SHORT EXERCISE:
Filter for the word "JSON" and keep each matching line.

DATA SHOWN:

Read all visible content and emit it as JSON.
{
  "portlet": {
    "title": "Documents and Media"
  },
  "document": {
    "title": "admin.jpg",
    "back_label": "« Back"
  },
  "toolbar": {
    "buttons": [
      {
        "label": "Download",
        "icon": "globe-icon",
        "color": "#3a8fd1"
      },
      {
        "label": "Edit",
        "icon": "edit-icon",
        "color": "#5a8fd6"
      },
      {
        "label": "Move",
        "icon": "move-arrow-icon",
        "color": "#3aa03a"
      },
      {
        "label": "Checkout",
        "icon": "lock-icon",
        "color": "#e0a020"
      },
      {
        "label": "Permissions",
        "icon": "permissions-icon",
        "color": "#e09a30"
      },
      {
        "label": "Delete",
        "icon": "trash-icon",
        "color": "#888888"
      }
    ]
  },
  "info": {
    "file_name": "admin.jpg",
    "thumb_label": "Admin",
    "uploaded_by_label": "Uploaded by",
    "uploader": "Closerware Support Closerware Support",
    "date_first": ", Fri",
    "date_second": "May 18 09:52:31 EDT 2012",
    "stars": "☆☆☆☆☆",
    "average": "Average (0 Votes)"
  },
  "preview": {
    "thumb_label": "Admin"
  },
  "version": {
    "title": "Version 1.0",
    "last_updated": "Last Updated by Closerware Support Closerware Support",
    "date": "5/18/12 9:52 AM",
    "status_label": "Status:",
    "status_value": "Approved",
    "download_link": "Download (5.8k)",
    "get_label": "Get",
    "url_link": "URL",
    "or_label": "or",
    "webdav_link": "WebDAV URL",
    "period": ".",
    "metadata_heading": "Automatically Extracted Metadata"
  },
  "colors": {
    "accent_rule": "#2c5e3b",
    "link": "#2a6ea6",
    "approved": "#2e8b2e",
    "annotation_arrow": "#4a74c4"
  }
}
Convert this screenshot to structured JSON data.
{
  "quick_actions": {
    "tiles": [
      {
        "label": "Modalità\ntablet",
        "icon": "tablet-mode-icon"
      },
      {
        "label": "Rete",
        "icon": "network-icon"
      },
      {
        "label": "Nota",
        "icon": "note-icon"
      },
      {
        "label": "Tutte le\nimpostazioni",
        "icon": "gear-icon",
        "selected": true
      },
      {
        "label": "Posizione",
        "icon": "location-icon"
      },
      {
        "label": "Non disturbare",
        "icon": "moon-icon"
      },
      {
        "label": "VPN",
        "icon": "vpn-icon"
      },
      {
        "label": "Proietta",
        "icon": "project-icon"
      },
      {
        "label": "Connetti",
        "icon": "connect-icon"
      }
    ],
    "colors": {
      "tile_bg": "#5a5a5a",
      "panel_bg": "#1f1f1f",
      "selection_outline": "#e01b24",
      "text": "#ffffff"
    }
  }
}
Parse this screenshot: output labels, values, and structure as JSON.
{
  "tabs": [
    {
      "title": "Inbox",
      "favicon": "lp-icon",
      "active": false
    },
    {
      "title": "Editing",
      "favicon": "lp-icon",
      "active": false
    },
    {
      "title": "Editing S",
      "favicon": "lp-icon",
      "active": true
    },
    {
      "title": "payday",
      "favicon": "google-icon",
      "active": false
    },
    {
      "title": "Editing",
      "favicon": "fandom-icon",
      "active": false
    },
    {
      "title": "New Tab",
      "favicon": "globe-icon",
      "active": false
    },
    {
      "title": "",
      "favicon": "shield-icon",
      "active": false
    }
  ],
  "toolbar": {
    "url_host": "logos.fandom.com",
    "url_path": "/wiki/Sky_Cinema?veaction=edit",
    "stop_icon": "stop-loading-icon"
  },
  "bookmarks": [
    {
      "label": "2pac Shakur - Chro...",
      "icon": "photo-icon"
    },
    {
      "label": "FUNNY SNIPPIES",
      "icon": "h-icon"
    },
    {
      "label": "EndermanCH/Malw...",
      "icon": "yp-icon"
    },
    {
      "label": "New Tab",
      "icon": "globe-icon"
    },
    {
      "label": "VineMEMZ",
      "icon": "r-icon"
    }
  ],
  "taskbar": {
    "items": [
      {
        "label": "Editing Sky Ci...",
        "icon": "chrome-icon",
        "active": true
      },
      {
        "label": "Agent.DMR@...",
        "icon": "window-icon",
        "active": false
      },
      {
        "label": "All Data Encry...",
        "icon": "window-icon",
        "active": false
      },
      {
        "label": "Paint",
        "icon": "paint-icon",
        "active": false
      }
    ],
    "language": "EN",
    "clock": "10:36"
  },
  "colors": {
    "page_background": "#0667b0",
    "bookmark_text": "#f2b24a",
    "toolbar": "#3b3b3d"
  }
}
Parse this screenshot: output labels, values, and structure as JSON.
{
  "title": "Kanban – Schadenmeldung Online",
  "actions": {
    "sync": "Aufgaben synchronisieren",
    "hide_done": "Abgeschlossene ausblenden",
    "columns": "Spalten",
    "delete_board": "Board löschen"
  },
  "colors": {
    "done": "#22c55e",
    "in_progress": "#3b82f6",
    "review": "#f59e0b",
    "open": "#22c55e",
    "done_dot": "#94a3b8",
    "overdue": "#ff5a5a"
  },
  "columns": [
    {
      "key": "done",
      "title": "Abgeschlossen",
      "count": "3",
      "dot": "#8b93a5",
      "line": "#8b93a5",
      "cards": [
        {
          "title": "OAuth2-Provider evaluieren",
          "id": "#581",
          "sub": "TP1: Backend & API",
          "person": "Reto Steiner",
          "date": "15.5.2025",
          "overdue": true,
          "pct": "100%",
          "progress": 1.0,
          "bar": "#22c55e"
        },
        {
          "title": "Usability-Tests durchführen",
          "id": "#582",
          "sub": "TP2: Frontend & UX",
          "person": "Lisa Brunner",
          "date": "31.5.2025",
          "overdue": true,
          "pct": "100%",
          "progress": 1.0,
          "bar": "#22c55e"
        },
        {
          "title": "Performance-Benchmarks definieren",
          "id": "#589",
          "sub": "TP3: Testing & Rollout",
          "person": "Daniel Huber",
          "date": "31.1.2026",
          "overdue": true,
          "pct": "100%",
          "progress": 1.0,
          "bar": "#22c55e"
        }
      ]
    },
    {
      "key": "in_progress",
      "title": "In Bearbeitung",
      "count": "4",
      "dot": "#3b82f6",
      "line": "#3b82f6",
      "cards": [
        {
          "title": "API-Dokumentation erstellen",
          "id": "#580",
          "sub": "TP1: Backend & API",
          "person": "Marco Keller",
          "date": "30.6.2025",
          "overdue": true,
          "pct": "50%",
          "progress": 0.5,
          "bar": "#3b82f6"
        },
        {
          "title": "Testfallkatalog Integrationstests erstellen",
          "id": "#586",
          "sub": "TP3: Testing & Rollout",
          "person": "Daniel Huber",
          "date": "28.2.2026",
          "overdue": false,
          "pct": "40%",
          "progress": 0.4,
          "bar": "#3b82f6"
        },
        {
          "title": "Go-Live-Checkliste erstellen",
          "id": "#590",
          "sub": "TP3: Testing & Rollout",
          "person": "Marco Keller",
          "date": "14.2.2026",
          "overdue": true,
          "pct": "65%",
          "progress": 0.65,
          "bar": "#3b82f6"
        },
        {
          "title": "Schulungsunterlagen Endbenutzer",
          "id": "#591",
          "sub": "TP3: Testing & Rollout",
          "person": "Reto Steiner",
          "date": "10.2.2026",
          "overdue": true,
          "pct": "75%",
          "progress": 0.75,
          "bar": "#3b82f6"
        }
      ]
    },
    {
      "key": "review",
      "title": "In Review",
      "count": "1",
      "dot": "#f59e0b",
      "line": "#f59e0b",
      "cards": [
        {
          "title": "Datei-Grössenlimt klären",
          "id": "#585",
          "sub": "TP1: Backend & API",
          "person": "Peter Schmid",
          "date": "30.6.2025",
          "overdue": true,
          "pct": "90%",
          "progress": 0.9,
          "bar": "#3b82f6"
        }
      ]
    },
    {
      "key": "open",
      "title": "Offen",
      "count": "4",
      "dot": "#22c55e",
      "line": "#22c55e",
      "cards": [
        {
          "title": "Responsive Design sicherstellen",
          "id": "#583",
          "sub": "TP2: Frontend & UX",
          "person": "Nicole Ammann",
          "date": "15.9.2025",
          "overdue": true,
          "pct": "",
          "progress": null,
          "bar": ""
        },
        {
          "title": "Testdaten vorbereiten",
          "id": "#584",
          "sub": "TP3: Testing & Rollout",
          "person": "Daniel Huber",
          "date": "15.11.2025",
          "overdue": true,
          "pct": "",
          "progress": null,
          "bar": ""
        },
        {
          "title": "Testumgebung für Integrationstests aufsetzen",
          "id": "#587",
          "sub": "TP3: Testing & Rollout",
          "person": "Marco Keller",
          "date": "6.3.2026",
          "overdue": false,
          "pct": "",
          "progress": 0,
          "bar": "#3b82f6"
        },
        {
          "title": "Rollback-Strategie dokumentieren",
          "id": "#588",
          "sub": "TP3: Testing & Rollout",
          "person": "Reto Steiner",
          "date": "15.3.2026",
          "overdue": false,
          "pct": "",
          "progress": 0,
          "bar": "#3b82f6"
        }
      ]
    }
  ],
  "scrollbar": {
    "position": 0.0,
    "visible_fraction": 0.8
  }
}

ANSWER TO THIS EXERCISE:
Read all visible content and emit it as JSON.
Convert this screenshot to structured JSON data.
Parse this screenshot: output labels, values, and structure as JSON.
Parse this screenshot: output labels, values, and structure as JSON.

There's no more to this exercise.